--- begin Source material ---

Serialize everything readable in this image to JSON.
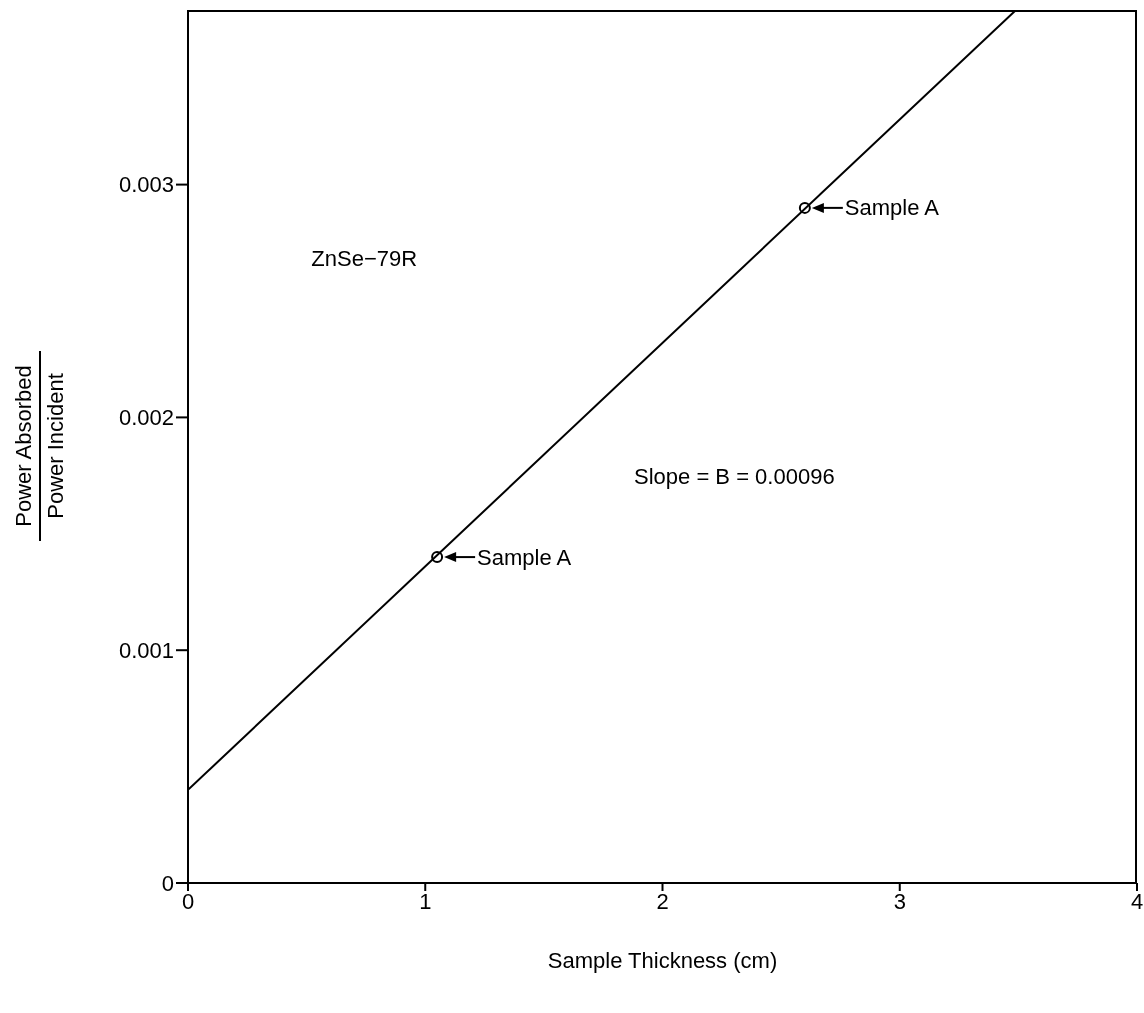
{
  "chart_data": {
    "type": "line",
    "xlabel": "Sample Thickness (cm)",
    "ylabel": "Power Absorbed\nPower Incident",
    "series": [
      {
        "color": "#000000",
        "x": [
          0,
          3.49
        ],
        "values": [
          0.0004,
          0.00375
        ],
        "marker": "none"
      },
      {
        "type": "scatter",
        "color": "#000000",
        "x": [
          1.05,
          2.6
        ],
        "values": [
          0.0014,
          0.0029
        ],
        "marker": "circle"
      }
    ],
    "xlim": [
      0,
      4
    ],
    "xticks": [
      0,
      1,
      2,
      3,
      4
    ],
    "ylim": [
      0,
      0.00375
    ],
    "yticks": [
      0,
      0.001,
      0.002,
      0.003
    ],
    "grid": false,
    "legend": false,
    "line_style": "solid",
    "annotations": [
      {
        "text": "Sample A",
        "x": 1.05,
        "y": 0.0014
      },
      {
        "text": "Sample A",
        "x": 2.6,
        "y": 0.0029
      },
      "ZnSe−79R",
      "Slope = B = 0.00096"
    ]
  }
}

--- end Source material ---

### Short exercise
Set down the material above as is, without any pictures.

### Answer to this exercise
Serialize everything readable in this image to JSON.
{
  "chart_data": {
    "type": "line",
    "xlabel": "Sample Thickness (cm)",
    "ylabel": "Power Absorbed\nPower Incident",
    "series": [
      {
        "color": "#000000",
        "x": [
          0,
          3.49
        ],
        "values": [
          0.0004,
          0.00375
        ],
        "marker": "none"
      },
      {
        "type": "scatter",
        "color": "#000000",
        "x": [
          1.05,
          2.6
        ],
        "values": [
          0.0014,
          0.0029
        ],
        "marker": "circle"
      }
    ],
    "xlim": [
      0,
      4
    ],
    "xticks": [
      0,
      1,
      2,
      3,
      4
    ],
    "ylim": [
      0,
      0.00375
    ],
    "yticks": [
      0,
      0.001,
      0.002,
      0.003
    ],
    "grid": false,
    "legend": false,
    "line_style": "solid",
    "annotations": [
      {
        "text": "Sample A",
        "x": 1.05,
        "y": 0.0014
      },
      {
        "text": "Sample A",
        "x": 2.6,
        "y": 0.0029
      },
      "ZnSe−79R",
      "Slope = B = 0.00096"
    ]
  }
}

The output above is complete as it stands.